Extracted text:
0013_best_vision_models_for_fine_tuning

Introduction

best vision models for training from scratch vs for fine tuning

In a recent notebook I tried to answer the question “Which image models are best?” This showed which models in Ross Wightman’s PyTorch Image Models (timm) were the fastest and most accurate for training from scratch with Imagenet.

However, this is not what most of us use models for. Most of us fine-tune pretrained models. Therefore, what most of us really want to know is which models are the fastest and most accurate for fine-tuning. However, this analysis has not, to my knowledge, previously existed.

Therefore I teamed up with Thomas Capelle of Weights and Biases to answer this question. In this notebook, I present our results.

The analysis

how to evaluate or compare models for fine tuning

There are two key dimensions on which datasets can vary when it comes to how well they fine-tune a model:

  1. How similar they are to the pre-trained model’s dataset
  2. How large they are.

Therefore, we decided to test on two datasets that were very different on both of these axes. We tested pre-trained models that were trained on Imagenet, and tested fine-tuning on two different datasets:

  1. The Oxford IIT-Pet Dataset, which is very similar to Imagenet. Imagenet contains many pictures of animals, and each picture is a photo in which the animal is the main subject. IIT-Pet contains nearly 15,000 images, that are also of this type.
  2. The Kaggle Planet sample contains 1,000 satellite images of Earth. There are no images of this kind in Imagenet.

Data provided:
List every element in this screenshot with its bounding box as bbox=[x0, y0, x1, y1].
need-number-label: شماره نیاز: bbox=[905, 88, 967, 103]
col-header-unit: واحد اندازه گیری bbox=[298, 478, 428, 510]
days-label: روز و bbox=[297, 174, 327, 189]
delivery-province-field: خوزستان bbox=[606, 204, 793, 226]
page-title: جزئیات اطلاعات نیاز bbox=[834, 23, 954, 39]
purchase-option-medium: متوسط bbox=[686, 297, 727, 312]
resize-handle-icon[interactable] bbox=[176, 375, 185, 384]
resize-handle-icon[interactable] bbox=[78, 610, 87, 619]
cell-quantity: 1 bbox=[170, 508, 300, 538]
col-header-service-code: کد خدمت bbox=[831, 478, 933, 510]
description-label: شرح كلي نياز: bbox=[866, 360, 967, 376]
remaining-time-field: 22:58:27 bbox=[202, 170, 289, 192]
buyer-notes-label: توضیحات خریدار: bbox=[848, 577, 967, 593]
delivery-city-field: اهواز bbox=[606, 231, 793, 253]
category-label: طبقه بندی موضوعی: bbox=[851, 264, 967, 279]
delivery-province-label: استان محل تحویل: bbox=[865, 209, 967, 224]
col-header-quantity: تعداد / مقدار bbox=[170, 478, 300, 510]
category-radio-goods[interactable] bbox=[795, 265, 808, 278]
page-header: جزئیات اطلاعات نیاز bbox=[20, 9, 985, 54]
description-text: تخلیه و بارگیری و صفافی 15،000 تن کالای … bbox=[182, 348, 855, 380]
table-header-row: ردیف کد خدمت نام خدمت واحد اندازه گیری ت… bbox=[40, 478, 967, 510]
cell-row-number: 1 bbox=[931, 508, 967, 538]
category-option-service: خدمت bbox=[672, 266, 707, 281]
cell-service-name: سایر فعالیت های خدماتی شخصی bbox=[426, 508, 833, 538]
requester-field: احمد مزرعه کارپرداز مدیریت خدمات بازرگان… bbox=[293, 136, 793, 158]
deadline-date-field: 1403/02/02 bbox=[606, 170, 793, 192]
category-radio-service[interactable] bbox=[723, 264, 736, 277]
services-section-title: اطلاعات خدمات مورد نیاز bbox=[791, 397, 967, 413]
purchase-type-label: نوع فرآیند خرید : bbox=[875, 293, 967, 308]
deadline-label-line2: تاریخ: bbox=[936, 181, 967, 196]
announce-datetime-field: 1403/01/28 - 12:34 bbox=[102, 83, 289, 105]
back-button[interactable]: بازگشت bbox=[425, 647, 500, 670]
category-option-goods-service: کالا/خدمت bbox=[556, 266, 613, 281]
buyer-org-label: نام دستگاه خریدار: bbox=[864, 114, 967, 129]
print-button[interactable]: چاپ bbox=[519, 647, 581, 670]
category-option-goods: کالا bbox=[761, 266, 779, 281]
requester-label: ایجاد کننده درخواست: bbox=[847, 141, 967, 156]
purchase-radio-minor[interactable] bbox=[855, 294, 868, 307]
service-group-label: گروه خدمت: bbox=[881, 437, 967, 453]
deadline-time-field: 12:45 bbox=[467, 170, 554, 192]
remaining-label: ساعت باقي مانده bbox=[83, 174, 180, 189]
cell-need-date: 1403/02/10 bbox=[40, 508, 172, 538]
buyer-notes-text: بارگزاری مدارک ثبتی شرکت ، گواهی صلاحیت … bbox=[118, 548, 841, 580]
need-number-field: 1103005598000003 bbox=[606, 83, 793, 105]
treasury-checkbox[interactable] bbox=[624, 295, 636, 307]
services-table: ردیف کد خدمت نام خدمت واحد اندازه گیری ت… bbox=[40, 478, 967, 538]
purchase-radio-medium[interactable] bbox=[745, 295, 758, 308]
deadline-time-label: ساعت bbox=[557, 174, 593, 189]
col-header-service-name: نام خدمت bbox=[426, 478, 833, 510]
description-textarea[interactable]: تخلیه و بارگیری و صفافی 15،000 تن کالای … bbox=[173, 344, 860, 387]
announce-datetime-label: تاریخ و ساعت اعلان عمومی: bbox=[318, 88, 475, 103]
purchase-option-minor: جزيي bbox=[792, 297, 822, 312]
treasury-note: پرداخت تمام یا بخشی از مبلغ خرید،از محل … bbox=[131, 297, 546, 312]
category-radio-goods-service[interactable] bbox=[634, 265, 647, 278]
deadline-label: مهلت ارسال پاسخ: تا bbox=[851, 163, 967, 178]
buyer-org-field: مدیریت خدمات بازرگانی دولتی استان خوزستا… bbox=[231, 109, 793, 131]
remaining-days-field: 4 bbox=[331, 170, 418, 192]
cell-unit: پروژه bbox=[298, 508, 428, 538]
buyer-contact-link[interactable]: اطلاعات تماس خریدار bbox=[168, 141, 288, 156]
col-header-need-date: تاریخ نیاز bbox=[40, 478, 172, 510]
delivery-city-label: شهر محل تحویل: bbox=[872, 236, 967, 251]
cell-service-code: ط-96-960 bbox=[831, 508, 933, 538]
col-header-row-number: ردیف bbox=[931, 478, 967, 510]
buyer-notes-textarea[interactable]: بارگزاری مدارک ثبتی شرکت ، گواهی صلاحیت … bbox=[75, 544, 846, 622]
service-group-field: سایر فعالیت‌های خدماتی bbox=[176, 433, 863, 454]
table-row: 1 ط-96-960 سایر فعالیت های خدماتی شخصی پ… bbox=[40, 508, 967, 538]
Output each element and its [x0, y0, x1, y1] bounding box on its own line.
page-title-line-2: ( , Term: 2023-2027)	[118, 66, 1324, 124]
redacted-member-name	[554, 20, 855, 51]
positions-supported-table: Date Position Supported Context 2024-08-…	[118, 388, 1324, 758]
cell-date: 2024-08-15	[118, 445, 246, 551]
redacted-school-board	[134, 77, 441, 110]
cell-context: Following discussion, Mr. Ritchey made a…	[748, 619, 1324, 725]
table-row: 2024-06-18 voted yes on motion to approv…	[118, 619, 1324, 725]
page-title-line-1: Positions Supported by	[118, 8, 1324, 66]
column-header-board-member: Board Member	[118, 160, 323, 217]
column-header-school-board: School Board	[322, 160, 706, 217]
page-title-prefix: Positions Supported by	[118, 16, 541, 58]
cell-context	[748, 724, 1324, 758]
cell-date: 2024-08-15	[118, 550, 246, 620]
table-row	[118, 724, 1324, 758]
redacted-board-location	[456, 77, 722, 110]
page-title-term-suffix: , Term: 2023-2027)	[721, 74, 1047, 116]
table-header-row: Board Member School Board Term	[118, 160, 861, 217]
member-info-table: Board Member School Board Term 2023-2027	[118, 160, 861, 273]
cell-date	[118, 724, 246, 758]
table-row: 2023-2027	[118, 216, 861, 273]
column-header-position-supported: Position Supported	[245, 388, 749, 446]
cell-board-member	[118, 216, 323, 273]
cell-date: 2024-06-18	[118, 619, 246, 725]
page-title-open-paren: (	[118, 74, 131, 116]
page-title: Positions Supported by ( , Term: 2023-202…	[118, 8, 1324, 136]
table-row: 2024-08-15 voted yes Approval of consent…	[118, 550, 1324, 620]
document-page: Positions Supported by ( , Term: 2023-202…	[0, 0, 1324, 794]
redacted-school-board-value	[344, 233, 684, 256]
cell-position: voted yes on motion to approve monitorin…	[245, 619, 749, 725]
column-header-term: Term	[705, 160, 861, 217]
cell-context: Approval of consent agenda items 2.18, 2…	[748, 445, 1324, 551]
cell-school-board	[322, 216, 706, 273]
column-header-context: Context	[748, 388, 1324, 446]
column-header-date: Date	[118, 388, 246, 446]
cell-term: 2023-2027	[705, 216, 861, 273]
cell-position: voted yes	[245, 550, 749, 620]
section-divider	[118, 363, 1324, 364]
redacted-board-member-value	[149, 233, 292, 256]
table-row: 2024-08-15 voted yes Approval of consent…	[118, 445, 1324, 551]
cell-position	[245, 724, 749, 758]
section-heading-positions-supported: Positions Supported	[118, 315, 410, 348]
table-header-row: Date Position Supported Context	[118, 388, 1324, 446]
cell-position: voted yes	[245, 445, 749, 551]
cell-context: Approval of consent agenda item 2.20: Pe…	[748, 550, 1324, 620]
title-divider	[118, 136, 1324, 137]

Requirement 1: Set down the passage of the text on fine-tuning vision models, starting at "Therefore I teamed" and ending at "large they are.".
Requirement 2: Output the records as a Markdown table with the columns Row and Line, starting at the first line of the records and ending at the line that contains "page-title: جزئیات اطلاعات", skipping blank lines.

Exercise response 1:
Therefore I teamed up with Thomas Capelle of Weights and Biases to answer this question. In this notebook, I present our results.

The analysis

how to evaluate or compare models for fine tuning

There are two key dimensions on which datasets can vary when it comes to how well they fine-tune a model:

  1. How similar they are to the pre-trained model’s dataset
  2. How large they are.

Exercise response 2:
| Row | Line |
|---|---|
| 1 | List every element in this screenshot with its bounding box as bbox=[x0, y0, x1, y1]. |
| 2 | need-number-label: شماره نیاز: bbox=[905, 88, 967, 103] |
| 3 | col-header-unit: واحد اندازه گیری bbox=[298, 478, 428, 510] |
| 4 | days-label: روز و bbox=[297, 174, 327, 189] |
| 5 | delivery-province-field: خوزستان bbox=[606, 204, 793, 226] |
| 6 | page-title: جزئیات اطلاعات نیاز bbox=[834, 23, 954, 39] |